[Record set start]

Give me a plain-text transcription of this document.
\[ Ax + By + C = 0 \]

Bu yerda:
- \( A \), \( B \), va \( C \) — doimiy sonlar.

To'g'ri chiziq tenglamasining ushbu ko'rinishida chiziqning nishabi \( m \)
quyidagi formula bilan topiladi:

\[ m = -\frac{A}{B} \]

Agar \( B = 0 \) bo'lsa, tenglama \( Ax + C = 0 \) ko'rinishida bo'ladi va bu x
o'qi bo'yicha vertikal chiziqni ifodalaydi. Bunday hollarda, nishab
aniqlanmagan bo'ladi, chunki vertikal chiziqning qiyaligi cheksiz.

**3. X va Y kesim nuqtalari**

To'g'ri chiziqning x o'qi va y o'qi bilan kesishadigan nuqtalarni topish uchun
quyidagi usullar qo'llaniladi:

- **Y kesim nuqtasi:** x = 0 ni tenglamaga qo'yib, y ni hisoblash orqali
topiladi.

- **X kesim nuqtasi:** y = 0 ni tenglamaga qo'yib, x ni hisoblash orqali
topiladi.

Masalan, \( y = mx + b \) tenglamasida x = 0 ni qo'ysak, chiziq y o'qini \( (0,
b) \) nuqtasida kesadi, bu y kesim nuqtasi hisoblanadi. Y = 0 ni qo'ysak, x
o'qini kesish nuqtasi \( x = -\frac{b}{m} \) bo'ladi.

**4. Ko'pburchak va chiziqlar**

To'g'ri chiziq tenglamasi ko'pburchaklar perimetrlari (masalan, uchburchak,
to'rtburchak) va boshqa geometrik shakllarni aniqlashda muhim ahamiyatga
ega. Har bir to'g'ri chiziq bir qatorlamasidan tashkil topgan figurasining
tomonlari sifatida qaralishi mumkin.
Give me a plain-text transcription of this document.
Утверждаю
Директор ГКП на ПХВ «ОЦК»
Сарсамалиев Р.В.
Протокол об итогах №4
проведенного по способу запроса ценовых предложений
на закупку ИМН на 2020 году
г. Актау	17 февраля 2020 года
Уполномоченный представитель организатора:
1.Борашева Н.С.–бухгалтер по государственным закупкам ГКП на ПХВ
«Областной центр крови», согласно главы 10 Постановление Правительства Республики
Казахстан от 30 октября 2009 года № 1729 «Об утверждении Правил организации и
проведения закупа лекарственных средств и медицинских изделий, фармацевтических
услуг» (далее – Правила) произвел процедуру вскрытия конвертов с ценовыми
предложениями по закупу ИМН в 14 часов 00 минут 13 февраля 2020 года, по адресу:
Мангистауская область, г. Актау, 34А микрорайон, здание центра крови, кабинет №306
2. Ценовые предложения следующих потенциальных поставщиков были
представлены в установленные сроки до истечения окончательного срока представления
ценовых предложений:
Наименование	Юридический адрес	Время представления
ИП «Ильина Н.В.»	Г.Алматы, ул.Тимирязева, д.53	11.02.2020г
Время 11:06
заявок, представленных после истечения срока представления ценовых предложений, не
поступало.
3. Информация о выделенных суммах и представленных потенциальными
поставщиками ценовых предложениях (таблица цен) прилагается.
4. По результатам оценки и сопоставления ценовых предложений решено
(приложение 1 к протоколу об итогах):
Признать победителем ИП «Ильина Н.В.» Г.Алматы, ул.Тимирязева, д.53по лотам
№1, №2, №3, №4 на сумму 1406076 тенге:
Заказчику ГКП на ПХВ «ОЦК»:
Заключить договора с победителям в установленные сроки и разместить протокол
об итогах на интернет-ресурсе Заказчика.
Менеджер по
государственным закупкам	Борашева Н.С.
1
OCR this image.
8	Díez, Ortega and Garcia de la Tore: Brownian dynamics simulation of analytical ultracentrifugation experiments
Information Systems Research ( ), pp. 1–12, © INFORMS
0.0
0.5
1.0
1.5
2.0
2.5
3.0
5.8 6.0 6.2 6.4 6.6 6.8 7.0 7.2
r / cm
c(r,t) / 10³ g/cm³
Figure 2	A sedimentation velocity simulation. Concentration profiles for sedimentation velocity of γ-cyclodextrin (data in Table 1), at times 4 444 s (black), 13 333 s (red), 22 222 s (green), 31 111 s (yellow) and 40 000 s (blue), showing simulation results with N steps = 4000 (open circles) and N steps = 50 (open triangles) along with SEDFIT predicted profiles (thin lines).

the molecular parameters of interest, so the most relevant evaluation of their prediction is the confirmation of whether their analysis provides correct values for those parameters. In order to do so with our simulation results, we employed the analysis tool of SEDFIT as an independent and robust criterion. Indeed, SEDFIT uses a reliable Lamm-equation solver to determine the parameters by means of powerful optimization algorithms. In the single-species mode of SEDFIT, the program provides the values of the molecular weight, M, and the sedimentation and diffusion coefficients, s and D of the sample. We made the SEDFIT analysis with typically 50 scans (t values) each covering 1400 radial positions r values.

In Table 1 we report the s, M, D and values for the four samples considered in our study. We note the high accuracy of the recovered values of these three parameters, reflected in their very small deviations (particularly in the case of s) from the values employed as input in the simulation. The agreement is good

[Record set end]

* [What the task asks] Find the line containing "OCR this image.", then output it and every line after it to the end of the data, exactly.

* [Exercise solution]
OCR this image.
8	Díez, Ortega and Garcia de la Tore: Brownian dynamics simulation of analytical ultracentrifugation experiments
Information Systems Research ( ), pp. 1–12, © INFORMS
0.0
0.5
1.0
1.5
2.0
2.5
3.0
5.8 6.0 6.2 6.4 6.6 6.8 7.0 7.2
r / cm
c(r,t) / 10³ g/cm³
Figure 2	A sedimentation velocity simulation. Concentration profiles for sedimentation velocity of γ-cyclodextrin (data in Table 1), at times 4 444 s (black), 13 333 s (red), 22 222 s (green), 31 111 s (yellow) and 40 000 s (blue), showing simulation results with N steps = 4000 (open circles) and N steps = 50 (open triangles) along with SEDFIT predicted profiles (thin lines).

the molecular parameters of interest, so the most relevant evaluation of their prediction is the confirmation of whether their analysis provides correct values for those parameters. In order to do so with our simulation results, we employed the analysis tool of SEDFIT as an independent and robust criterion. Indeed, SEDFIT uses a reliable Lamm-equation solver to determine the parameters by means of powerful optimization algorithms. In the single-species mode of SEDFIT, the program provides the values of the molecular weight, M, and the sedimentation and diffusion coefficients, s and D of the sample. We made the SEDFIT analysis with typically 50 scans (t values) each covering 1400 radial positions r values.

In Table 1 we report the s, M, D and values for the four samples considered in our study. We note the high accuracy of the recovered values of these three parameters, reflected in their very small deviations (particularly in the case of s) from the values employed as input in the simulation. The agreement is good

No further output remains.